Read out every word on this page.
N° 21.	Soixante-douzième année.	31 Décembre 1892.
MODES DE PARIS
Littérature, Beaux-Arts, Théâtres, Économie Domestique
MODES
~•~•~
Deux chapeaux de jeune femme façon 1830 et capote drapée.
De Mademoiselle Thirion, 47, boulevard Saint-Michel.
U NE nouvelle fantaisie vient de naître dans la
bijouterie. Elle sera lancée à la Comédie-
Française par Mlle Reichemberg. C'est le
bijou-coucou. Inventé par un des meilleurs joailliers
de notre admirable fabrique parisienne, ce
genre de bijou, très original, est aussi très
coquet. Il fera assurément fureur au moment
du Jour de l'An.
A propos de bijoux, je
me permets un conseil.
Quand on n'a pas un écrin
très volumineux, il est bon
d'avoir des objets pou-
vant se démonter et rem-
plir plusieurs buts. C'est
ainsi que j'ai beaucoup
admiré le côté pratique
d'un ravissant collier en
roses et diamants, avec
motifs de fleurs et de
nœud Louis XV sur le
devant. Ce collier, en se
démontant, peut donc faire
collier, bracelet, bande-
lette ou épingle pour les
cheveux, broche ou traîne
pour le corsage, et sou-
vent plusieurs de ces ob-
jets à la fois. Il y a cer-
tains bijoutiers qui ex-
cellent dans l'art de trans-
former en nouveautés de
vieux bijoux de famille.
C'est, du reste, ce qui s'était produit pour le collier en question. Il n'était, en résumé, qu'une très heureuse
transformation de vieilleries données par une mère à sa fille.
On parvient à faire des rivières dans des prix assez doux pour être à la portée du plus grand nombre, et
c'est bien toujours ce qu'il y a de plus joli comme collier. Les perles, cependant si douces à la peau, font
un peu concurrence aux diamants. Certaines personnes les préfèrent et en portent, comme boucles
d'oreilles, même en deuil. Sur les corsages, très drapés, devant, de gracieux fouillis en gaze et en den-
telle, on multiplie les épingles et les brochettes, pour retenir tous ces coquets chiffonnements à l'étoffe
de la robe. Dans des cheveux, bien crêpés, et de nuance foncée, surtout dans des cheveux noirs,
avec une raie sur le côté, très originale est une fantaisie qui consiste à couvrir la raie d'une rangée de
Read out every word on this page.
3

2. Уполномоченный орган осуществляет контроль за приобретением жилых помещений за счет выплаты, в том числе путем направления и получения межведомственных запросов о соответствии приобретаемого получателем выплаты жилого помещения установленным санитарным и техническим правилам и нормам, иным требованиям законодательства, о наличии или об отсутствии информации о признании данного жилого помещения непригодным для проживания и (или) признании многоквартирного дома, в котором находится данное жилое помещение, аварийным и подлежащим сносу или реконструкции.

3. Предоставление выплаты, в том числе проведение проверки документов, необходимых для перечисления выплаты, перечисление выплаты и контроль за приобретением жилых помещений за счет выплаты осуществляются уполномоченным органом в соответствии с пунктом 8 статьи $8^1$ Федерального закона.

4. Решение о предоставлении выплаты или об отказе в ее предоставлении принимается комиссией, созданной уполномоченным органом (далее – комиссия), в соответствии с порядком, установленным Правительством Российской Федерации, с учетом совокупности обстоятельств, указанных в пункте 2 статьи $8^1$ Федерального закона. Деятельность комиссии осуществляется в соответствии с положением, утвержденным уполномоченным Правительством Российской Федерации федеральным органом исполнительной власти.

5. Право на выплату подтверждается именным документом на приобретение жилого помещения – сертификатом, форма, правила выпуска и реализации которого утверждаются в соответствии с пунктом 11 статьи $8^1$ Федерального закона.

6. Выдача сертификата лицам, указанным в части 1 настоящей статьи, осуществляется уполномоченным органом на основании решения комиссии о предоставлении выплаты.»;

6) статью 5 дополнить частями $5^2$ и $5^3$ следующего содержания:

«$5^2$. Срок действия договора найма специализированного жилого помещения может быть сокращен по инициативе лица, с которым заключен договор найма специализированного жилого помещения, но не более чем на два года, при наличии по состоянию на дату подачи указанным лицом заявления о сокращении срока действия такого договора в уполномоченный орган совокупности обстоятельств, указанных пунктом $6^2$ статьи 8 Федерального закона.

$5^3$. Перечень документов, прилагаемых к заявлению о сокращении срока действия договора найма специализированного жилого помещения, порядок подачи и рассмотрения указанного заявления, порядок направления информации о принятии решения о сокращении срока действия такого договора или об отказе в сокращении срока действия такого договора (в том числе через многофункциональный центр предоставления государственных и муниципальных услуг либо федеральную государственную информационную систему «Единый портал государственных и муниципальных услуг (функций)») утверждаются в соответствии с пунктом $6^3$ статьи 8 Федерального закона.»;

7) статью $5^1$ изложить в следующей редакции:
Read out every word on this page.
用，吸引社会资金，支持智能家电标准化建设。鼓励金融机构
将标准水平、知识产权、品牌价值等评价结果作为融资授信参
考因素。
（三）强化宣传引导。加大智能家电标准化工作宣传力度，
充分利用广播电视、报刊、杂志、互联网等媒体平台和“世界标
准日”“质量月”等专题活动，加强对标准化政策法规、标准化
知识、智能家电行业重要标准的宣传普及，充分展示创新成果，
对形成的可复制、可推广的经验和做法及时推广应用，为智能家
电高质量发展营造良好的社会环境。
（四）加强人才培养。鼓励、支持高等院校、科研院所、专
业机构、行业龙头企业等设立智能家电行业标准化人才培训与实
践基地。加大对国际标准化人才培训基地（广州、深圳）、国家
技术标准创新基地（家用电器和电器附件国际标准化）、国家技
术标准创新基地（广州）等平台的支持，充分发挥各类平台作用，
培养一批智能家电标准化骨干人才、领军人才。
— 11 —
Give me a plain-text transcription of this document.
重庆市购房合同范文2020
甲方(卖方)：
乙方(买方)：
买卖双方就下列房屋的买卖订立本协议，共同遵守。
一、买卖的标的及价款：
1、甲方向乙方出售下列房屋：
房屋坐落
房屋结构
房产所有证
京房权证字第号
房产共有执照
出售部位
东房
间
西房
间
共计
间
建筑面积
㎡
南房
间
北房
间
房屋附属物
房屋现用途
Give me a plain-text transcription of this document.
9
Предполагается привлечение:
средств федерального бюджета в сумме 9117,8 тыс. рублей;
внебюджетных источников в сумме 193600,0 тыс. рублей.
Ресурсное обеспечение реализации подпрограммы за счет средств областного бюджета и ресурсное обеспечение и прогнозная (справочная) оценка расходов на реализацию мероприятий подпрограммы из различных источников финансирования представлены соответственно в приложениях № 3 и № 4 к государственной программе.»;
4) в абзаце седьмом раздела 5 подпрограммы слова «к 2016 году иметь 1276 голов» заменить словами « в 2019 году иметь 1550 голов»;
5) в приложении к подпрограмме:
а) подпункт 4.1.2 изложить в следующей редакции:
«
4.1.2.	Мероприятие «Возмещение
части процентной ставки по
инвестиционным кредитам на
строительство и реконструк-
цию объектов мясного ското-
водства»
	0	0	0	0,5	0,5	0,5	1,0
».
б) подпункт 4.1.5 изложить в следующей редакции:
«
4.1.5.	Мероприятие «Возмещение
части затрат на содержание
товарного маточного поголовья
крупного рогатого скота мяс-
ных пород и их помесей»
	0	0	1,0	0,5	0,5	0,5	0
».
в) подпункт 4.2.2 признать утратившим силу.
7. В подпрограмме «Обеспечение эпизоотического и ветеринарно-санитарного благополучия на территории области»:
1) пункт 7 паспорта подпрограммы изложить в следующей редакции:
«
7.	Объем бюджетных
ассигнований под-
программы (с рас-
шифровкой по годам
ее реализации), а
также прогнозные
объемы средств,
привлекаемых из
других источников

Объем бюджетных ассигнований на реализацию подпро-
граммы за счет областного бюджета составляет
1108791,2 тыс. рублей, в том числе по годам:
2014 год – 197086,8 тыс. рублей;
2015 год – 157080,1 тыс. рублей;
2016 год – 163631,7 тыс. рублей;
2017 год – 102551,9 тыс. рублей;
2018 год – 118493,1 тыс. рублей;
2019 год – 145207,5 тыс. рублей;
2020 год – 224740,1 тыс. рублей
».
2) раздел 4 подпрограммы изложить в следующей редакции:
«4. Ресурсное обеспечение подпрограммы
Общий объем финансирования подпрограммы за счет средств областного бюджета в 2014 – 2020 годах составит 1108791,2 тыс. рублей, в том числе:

------------------------------

PROBLEM DESCRIPTION. Extract all lines containing the word "fantaisie".

FINAL RESULT.
U NE nouvelle fantaisie vient de naître dans la
avec une raie sur le côté, très originale est une fantaisie qui consiste à couvrir la raie d'une rangée de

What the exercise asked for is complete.